(Recorded information):

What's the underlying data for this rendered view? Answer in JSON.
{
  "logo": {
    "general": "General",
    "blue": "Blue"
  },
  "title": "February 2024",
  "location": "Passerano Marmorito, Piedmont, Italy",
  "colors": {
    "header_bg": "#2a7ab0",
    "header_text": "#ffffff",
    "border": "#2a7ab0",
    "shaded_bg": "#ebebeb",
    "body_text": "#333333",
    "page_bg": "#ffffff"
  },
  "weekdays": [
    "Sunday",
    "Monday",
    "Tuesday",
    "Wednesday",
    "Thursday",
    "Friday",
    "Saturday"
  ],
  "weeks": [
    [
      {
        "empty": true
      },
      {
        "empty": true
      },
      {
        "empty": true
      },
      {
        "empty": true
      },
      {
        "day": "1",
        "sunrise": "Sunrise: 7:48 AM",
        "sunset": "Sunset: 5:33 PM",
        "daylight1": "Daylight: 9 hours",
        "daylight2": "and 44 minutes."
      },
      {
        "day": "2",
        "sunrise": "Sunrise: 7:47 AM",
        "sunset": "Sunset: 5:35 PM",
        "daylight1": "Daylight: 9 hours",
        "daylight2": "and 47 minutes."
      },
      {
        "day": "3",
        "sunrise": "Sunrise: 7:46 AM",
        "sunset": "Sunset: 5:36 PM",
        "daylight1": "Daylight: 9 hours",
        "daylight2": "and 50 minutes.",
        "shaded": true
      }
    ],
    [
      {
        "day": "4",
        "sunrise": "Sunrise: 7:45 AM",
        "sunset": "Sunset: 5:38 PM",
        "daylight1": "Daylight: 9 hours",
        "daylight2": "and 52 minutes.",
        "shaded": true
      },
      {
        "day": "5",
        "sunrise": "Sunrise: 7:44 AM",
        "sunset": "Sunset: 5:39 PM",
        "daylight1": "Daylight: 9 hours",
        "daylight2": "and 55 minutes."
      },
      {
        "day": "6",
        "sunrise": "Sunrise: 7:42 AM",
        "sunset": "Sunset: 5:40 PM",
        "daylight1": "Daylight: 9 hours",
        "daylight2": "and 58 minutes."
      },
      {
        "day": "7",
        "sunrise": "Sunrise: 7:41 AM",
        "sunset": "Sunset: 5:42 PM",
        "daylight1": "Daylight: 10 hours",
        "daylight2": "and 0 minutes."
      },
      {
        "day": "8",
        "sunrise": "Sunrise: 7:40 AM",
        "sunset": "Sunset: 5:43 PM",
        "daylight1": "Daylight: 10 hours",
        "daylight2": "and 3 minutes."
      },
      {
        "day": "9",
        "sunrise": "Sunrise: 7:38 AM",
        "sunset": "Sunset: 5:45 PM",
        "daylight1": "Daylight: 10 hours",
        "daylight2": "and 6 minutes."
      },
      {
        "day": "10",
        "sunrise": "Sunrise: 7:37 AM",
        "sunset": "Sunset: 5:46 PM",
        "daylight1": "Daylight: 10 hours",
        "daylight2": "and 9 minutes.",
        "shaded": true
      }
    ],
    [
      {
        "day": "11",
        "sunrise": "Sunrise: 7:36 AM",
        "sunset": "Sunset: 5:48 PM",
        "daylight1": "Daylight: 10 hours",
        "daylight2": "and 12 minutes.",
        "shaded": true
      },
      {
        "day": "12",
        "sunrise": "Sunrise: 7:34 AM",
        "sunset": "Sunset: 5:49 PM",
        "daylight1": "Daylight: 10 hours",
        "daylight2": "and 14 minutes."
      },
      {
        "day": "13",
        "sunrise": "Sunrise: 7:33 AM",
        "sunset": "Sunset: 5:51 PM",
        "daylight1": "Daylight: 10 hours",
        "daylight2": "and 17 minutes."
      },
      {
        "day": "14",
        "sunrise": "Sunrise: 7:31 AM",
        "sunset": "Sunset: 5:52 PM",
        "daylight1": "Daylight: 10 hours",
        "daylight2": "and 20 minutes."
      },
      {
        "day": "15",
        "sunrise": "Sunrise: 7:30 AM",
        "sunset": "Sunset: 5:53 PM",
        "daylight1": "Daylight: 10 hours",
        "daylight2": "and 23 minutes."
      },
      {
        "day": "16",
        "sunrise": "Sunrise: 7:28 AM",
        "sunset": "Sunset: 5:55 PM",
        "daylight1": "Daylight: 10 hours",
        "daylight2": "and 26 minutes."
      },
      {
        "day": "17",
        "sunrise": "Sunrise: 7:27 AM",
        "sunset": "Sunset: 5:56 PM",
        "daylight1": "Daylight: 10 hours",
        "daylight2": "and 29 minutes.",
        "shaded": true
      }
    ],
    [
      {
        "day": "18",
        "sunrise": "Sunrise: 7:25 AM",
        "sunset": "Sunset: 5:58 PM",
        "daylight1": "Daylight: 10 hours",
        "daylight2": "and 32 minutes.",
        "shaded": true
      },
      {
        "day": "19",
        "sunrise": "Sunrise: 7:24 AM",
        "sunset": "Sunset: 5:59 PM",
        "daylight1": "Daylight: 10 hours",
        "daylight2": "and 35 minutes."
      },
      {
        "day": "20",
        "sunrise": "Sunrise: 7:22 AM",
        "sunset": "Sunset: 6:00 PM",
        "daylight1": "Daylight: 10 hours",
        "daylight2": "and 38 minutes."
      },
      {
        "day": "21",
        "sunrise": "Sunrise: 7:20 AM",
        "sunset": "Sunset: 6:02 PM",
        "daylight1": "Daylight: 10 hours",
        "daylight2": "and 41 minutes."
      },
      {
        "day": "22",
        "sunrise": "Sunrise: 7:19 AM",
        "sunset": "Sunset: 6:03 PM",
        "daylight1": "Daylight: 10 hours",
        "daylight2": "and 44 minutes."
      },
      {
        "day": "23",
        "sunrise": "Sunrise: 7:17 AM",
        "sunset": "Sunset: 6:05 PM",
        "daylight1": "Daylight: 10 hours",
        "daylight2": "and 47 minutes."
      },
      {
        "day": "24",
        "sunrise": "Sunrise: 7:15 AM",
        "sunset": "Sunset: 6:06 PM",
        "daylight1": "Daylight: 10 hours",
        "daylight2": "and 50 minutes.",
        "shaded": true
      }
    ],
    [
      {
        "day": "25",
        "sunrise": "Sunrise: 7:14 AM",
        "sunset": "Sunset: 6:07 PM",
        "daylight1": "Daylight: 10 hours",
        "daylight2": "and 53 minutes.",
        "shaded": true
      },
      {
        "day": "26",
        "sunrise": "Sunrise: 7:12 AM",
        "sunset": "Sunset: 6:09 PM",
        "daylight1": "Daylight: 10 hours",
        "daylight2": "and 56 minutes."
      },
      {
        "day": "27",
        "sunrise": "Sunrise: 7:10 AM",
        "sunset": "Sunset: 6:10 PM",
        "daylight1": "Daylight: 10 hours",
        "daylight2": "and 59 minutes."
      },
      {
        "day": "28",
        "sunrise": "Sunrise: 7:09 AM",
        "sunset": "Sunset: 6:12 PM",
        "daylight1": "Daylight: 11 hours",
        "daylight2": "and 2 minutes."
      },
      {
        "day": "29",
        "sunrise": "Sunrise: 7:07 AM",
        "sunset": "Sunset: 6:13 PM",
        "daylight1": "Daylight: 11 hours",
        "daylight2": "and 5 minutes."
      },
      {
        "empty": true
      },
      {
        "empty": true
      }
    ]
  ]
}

(What to do): Return the listing above in its exact form.

(Written response):
What's the underlying data for this rendered view? Answer in JSON.
{
  "logo": {
    "general": "General",
    "blue": "Blue"
  },
  "title": "February 2024",
  "location": "Passerano Marmorito, Piedmont, Italy",
  "colors": {
    "header_bg": "#2a7ab0",
    "header_text": "#ffffff",
    "border": "#2a7ab0",
    "shaded_bg": "#ebebeb",
    "body_text": "#333333",
    "page_bg": "#ffffff"
  },
  "weekdays": [
    "Sunday",
    "Monday",
    "Tuesday",
    "Wednesday",
    "Thursday",
    "Friday",
    "Saturday"
  ],
  "weeks": [
    [
      {
        "empty": true
      },
      {
        "empty": true
      },
      {
        "empty": true
      },
      {
        "empty": true
      },
      {
        "day": "1",
        "sunrise": "Sunrise: 7:48 AM",
        "sunset": "Sunset: 5:33 PM",
        "daylight1": "Daylight: 9 hours",
        "daylight2": "and 44 minutes."
      },
      {
        "day": "2",
        "sunrise": "Sunrise: 7:47 AM",
        "sunset": "Sunset: 5:35 PM",
        "daylight1": "Daylight: 9 hours",
        "daylight2": "and 47 minutes."
      },
      {
        "day": "3",
        "sunrise": "Sunrise: 7:46 AM",
        "sunset": "Sunset: 5:36 PM",
        "daylight1": "Daylight: 9 hours",
        "daylight2": "and 50 minutes.",
        "shaded": true
      }
    ],
    [
      {
        "day": "4",
        "sunrise": "Sunrise: 7:45 AM",
        "sunset": "Sunset: 5:38 PM",
        "daylight1": "Daylight: 9 hours",
        "daylight2": "and 52 minutes.",
        "shaded": true
      },
      {
        "day": "5",
        "sunrise": "Sunrise: 7:44 AM",
        "sunset": "Sunset: 5:39 PM",
        "daylight1": "Daylight: 9 hours",
        "daylight2": "and 55 minutes."
      },
      {
        "day": "6",
        "sunrise": "Sunrise: 7:42 AM",
        "sunset": "Sunset: 5:40 PM",
        "daylight1": "Daylight: 9 hours",
        "daylight2": "and 58 minutes."
      },
      {
        "day": "7",
        "sunrise": "Sunrise: 7:41 AM",
        "sunset": "Sunset: 5:42 PM",
        "daylight1": "Daylight: 10 hours",
        "daylight2": "and 0 minutes."
      },
      {
        "day": "8",
        "sunrise": "Sunrise: 7:40 AM",
        "sunset": "Sunset: 5:43 PM",
        "daylight1": "Daylight: 10 hours",
        "daylight2": "and 3 minutes."
      },
      {
        "day": "9",
        "sunrise": "Sunrise: 7:38 AM",
        "sunset": "Sunset: 5:45 PM",
        "daylight1": "Daylight: 10 hours",
        "daylight2": "and 6 minutes."
      },
      {
        "day": "10",
        "sunrise": "Sunrise: 7:37 AM",
        "sunset": "Sunset: 5:46 PM",
        "daylight1": "Daylight: 10 hours",
        "daylight2": "and 9 minutes.",
        "shaded": true
      }
    ],
    [
      {
        "day": "11",
        "sunrise": "Sunrise: 7:36 AM",
        "sunset": "Sunset: 5:48 PM",
        "daylight1": "Daylight: 10 hours",
        "daylight2": "and 12 minutes.",
        "shaded": true
      },
      {
        "day": "12",
        "sunrise": "Sunrise: 7:34 AM",
        "sunset": "Sunset: 5:49 PM",
        "daylight1": "Daylight: 10 hours",
        "daylight2": "and 14 minutes."
      },
      {
        "day": "13",
        "sunrise": "Sunrise: 7:33 AM",
        "sunset": "Sunset: 5:51 PM",
        "daylight1": "Daylight: 10 hours",
        "daylight2": "and 17 minutes."
      },
      {
        "day": "14",
        "sunrise": "Sunrise: 7:31 AM",
        "sunset": "Sunset: 5:52 PM",
        "daylight1": "Daylight: 10 hours",
        "daylight2": "and 20 minutes."
      },
      {
        "day": "15",
        "sunrise": "Sunrise: 7:30 AM",
        "sunset": "Sunset: 5:53 PM",
        "daylight1": "Daylight: 10 hours",
        "daylight2": "and 23 minutes."
      },
      {
        "day": "16",
        "sunrise": "Sunrise: 7:28 AM",
        "sunset": "Sunset: 5:55 PM",
        "daylight1": "Daylight: 10 hours",
        "daylight2": "and 26 minutes."
      },
      {
        "day": "17",
        "sunrise": "Sunrise: 7:27 AM",
        "sunset": "Sunset: 5:56 PM",
        "daylight1": "Daylight: 10 hours",
        "daylight2": "and 29 minutes.",
        "shaded": true
      }
    ],
    [
      {
        "day": "18",
        "sunrise": "Sunrise: 7:25 AM",
        "sunset": "Sunset: 5:58 PM",
        "daylight1": "Daylight: 10 hours",
        "daylight2": "and 32 minutes.",
        "shaded": true
      },
      {
        "day": "19",
        "sunrise": "Sunrise: 7:24 AM",
        "sunset": "Sunset: 5:59 PM",
        "daylight1": "Daylight: 10 hours",
        "daylight2": "and 35 minutes."
      },
      {
        "day": "20",
        "sunrise": "Sunrise: 7:22 AM",
        "sunset": "Sunset: 6:00 PM",
        "daylight1": "Daylight: 10 hours",
        "daylight2": "and 38 minutes."
      },
      {
        "day": "21",
        "sunrise": "Sunrise: 7:20 AM",
        "sunset": "Sunset: 6:02 PM",
        "daylight1": "Daylight: 10 hours",
        "daylight2": "and 41 minutes."
      },
      {
        "day": "22",
        "sunrise": "Sunrise: 7:19 AM",
        "sunset": "Sunset: 6:03 PM",
        "daylight1": "Daylight: 10 hours",
        "daylight2": "and 44 minutes."
      },
      {
        "day": "23",
        "sunrise": "Sunrise: 7:17 AM",
        "sunset": "Sunset: 6:05 PM",
        "daylight1": "Daylight: 10 hours",
        "daylight2": "and 47 minutes."
      },
      {
        "day": "24",
        "sunrise": "Sunrise: 7:15 AM",
        "sunset": "Sunset: 6:06 PM",
        "daylight1": "Daylight: 10 hours",
        "daylight2": "and 50 minutes.",
        "shaded": true
      }
    ],
    [
      {
        "day": "25",
        "sunrise": "Sunrise: 7:14 AM",
        "sunset": "Sunset: 6:07 PM",
        "daylight1": "Daylight: 10 hours",
        "daylight2": "and 53 minutes.",
        "shaded": true
      },
      {
        "day": "26",
        "sunrise": "Sunrise: 7:12 AM",
        "sunset": "Sunset: 6:09 PM",
        "daylight1": "Daylight: 10 hours",
        "daylight2": "and 56 minutes."
      },
      {
        "day": "27",
        "sunrise": "Sunrise: 7:10 AM",
        "sunset": "Sunset: 6:10 PM",
        "daylight1": "Daylight: 10 hours",
        "daylight2": "and 59 minutes."
      },
      {
        "day": "28",
        "sunrise": "Sunrise: 7:09 AM",
        "sunset": "Sunset: 6:12 PM",
        "daylight1": "Daylight: 11 hours",
        "daylight2": "and 2 minutes."
      },
      {
        "day": "29",
        "sunrise": "Sunrise: 7:07 AM",
        "sunset": "Sunset: 6:13 PM",
        "daylight1": "Daylight: 11 hours",
        "daylight2": "and 5 minutes."
      },
      {
        "empty": true
      },
      {
        "empty": true
      }
    ]
  ]
}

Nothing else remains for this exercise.